## [What needs to be done]
From the entries below, copy out every line with "CREA" in it.

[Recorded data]
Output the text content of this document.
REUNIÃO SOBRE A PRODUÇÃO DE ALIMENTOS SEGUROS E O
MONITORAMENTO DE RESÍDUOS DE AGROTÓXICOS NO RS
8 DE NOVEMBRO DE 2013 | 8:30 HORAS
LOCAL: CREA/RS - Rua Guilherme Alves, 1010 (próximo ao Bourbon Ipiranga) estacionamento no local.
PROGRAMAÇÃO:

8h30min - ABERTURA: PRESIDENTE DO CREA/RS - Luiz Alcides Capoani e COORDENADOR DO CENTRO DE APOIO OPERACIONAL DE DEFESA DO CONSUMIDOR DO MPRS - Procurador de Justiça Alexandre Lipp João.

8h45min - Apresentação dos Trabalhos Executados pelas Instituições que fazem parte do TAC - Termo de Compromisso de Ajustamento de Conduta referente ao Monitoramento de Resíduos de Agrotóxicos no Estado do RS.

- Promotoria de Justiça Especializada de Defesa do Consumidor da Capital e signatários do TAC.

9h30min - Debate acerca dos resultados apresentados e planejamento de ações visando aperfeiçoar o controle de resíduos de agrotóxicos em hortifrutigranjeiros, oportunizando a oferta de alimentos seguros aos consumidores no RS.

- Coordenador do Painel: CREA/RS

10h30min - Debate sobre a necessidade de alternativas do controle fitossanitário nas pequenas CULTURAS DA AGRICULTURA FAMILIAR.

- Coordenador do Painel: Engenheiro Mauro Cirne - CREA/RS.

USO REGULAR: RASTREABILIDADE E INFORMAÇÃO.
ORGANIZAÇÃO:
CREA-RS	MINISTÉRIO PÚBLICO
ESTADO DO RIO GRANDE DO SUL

## [The output]
LOCAL: CREA/RS - Rua Guilherme Alves, 1010 (próximo ao Bourbon Ipiranga) estacionamento no local.
8h30min - ABERTURA: PRESIDENTE DO CREA/RS - Luiz Alcides Capoani e COORDENADOR DO CENTRO DE APOIO OPERACIONAL DE DEFESA DO CONSUMIDOR DO MPRS - Procurador de Justiça Alexandre Lipp João.
- Coordenador do Painel: CREA/RS
- Coordenador do Painel: Engenheiro Mauro Cirne - CREA/RS.
CREA-RS	MINISTÉRIO PÚBLICO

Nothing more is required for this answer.